# CHALLENGE
Copy out each line of the material in which the word "соискателей" appears.

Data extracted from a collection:
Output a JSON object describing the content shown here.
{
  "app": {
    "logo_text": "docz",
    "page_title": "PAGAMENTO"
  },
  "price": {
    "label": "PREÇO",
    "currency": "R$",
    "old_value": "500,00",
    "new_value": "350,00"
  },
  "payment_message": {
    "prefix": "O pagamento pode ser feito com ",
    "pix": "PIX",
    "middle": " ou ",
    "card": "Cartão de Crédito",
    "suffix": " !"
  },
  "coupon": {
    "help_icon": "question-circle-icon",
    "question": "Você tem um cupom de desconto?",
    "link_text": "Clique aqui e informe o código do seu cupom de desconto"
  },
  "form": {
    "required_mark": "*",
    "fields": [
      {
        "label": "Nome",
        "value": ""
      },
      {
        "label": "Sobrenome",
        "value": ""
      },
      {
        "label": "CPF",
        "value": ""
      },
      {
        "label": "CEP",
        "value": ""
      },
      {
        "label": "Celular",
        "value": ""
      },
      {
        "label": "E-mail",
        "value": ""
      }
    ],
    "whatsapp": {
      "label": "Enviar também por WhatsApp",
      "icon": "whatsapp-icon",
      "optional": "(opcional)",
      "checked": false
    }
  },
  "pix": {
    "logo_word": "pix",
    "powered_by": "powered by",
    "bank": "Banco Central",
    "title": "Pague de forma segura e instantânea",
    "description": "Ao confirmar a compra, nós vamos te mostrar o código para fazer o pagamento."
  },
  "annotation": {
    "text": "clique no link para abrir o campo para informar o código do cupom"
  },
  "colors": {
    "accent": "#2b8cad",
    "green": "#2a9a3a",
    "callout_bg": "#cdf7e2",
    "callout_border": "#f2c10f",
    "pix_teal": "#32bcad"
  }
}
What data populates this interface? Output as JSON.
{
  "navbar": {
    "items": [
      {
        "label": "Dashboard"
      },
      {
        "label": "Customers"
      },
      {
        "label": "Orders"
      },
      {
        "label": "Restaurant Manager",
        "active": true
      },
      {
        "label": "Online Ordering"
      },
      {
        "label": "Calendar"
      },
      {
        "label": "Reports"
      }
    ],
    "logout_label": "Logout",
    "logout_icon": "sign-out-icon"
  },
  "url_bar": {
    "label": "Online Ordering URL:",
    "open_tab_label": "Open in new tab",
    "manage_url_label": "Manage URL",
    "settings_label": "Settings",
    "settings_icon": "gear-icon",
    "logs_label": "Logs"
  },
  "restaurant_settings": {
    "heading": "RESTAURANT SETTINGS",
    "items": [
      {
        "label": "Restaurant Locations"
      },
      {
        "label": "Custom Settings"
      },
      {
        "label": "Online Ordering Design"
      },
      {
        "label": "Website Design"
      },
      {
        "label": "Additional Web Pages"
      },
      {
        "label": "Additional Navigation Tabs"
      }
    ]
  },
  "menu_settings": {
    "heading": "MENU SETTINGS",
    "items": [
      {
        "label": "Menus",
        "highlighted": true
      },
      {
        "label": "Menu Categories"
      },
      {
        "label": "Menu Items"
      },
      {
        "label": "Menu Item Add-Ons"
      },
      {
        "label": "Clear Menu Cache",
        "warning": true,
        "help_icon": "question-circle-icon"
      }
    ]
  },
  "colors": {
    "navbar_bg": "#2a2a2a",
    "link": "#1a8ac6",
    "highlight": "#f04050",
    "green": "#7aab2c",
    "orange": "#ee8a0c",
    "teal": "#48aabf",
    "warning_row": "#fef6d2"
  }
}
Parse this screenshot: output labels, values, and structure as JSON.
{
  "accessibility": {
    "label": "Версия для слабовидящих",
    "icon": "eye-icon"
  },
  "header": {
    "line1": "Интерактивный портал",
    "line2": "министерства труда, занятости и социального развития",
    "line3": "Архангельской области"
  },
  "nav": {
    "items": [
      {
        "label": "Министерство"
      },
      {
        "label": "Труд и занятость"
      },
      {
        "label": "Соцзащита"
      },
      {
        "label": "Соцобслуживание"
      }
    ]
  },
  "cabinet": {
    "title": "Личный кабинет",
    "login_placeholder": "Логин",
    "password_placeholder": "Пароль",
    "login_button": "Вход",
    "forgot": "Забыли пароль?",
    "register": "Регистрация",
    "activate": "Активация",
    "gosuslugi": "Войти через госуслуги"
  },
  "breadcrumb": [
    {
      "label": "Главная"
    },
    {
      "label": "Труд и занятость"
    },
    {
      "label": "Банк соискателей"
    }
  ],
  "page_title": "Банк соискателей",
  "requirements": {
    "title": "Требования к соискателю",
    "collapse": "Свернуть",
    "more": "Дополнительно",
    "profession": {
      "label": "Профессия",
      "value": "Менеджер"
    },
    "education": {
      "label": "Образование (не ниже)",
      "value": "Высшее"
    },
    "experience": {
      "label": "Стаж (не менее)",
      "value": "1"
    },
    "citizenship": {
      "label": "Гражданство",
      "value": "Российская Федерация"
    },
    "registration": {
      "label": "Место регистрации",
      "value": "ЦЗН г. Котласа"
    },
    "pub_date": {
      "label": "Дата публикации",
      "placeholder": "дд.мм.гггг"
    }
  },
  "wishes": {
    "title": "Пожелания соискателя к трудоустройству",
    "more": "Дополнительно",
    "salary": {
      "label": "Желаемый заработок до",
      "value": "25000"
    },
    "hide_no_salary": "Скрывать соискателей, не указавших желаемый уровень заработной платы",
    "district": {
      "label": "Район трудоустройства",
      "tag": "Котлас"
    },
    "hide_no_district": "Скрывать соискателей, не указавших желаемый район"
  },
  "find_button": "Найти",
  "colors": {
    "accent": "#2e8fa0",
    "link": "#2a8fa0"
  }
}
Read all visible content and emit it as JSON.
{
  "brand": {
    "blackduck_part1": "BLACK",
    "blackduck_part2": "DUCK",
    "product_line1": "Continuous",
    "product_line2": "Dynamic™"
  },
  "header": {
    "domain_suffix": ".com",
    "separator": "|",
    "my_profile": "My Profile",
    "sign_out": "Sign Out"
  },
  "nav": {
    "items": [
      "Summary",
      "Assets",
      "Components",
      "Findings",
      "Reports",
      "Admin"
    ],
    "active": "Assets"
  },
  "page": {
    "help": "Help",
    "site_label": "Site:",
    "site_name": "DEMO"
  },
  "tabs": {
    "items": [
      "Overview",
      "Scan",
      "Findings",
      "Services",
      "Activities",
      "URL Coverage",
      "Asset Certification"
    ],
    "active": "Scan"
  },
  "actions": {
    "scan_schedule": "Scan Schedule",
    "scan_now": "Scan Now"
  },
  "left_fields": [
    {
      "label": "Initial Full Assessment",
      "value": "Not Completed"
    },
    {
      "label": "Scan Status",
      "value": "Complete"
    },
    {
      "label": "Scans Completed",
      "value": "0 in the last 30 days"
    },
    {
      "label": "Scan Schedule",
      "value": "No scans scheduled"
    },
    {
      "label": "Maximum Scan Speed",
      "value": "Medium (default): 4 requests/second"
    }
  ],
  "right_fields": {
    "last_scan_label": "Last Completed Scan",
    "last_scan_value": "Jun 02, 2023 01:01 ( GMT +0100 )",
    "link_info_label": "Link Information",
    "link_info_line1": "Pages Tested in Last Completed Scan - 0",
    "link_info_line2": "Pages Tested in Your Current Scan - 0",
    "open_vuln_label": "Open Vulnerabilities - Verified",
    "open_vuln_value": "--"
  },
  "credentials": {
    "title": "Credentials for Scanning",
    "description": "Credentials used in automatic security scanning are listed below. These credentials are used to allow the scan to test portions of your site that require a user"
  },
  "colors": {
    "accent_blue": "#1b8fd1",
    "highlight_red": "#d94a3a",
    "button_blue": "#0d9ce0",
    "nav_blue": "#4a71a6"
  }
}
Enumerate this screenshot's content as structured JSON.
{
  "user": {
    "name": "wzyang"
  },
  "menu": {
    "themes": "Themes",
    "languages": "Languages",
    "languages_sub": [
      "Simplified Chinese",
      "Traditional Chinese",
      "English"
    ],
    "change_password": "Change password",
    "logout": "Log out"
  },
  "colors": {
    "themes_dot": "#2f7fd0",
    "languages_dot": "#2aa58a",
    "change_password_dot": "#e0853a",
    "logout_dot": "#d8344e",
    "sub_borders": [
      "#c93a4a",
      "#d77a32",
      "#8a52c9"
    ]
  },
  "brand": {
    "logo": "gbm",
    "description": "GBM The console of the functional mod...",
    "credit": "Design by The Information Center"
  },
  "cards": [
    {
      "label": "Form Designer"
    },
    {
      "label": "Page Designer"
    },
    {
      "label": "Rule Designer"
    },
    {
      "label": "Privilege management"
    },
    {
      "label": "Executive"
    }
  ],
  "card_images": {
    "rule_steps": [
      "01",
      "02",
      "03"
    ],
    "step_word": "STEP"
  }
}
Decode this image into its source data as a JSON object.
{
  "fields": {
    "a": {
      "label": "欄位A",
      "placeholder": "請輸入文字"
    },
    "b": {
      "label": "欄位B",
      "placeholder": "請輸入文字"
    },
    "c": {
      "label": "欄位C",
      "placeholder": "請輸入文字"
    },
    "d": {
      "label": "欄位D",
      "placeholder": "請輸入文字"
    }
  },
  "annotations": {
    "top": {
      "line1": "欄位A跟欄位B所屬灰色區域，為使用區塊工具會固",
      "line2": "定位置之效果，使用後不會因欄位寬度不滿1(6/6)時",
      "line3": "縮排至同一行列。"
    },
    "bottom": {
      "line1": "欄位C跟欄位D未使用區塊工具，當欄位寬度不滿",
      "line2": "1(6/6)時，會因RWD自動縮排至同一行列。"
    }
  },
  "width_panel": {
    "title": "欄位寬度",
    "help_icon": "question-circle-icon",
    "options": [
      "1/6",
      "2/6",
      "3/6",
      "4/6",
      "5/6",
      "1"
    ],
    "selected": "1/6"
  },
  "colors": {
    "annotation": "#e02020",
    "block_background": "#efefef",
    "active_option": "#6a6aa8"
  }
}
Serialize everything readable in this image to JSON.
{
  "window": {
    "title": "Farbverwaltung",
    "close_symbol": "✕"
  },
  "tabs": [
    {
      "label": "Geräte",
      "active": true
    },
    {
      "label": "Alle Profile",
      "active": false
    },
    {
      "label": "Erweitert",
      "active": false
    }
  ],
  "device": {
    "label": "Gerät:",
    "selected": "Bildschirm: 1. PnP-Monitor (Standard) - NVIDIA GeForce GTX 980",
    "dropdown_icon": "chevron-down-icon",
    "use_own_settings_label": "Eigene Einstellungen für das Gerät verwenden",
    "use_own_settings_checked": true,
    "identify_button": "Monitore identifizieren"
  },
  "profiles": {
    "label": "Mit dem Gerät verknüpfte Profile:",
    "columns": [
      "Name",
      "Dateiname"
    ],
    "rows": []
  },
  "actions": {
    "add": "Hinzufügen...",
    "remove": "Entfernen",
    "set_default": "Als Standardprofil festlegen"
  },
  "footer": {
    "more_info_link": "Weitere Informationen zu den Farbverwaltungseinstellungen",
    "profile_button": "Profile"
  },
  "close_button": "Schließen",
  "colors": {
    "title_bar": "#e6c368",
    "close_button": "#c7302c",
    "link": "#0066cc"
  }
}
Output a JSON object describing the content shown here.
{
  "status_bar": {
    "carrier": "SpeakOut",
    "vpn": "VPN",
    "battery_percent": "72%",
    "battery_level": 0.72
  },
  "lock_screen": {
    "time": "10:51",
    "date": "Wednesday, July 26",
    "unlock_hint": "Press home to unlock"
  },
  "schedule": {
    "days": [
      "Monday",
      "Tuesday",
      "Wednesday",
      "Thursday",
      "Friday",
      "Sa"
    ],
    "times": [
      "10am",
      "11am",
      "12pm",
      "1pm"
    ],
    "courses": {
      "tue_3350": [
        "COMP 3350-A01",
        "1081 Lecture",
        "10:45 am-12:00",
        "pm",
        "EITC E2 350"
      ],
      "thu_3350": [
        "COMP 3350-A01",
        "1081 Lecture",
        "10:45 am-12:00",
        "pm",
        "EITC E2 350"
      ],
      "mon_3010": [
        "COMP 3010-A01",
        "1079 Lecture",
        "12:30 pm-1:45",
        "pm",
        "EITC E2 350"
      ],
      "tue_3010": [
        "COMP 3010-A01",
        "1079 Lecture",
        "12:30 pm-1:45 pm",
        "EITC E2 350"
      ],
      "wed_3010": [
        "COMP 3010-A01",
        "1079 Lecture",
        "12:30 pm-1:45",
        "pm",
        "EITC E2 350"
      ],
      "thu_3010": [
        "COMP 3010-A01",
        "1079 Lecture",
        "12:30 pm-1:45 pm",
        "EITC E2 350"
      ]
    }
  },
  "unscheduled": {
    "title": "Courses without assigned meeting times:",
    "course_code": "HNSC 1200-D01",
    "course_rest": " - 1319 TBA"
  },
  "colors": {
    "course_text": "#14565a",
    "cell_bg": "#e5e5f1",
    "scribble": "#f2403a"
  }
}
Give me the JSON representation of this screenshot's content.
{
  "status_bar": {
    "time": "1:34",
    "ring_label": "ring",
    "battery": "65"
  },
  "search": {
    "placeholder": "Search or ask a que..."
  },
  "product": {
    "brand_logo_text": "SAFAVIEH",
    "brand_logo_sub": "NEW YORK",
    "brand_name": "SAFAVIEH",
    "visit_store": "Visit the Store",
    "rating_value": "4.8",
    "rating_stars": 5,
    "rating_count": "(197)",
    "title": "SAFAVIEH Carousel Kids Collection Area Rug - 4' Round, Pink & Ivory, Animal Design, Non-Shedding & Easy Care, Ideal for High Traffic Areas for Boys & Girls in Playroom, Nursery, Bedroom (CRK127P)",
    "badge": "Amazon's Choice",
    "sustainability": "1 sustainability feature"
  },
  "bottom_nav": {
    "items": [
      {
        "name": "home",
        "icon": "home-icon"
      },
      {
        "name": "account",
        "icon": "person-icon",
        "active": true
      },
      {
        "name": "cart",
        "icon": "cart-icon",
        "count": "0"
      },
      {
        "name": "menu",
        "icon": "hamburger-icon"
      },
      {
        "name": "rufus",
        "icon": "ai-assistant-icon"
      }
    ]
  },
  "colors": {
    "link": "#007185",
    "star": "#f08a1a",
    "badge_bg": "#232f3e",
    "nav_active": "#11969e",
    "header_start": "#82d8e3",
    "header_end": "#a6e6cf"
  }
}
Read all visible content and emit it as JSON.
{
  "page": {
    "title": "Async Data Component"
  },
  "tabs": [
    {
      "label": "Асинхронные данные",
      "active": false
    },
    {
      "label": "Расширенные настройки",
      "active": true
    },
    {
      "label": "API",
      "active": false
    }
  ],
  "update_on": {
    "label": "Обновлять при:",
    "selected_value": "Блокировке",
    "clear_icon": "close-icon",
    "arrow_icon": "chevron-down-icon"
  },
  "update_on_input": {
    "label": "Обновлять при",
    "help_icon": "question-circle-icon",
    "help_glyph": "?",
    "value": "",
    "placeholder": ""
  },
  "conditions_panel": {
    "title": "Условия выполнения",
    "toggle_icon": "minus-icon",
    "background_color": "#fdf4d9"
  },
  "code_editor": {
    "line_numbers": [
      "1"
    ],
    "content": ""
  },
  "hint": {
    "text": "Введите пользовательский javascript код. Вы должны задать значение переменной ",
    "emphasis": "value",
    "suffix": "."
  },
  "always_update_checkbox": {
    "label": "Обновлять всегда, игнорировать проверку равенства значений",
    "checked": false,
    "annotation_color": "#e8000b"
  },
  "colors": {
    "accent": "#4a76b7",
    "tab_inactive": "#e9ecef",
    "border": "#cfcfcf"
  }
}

# SOLUTION FOR THIS PROBLEM
      "label": "Банк соискателей"
  "page_title": "Банк соискателей",
    "hide_no_salary": "Скрывать соискателей, не указавших желаемый уровень заработной платы",
    "hide_no_district": "Скрывать соискателей, не указавших желаемый район"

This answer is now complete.